A block of data:
····················

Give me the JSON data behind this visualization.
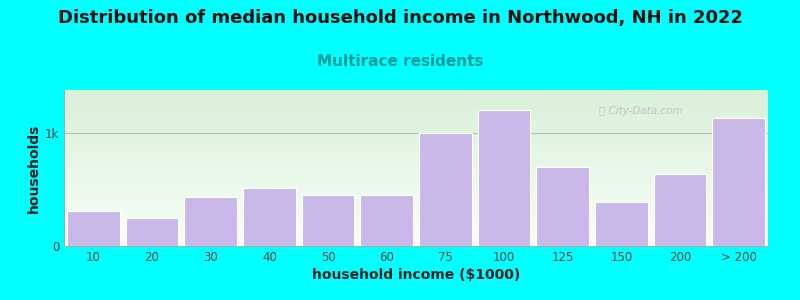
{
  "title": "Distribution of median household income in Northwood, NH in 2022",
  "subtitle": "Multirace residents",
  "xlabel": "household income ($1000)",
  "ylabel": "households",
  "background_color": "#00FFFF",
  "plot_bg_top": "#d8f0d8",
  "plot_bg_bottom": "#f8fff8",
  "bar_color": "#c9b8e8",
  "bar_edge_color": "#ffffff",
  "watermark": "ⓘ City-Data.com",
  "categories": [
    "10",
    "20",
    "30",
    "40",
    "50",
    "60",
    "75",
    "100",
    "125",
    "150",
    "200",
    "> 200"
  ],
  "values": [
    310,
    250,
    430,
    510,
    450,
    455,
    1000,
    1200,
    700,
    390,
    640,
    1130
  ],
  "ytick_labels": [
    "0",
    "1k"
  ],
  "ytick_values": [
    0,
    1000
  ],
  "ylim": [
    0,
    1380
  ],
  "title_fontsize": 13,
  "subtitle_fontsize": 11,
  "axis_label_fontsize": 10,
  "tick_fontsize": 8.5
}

····················

» Task statement:
Gather every line from the listing above in which the word "income" appears.

» Written response:
  "title": "Distribution of median household income in Northwood, NH in 2022",
  "xlabel": "household income ($1000)",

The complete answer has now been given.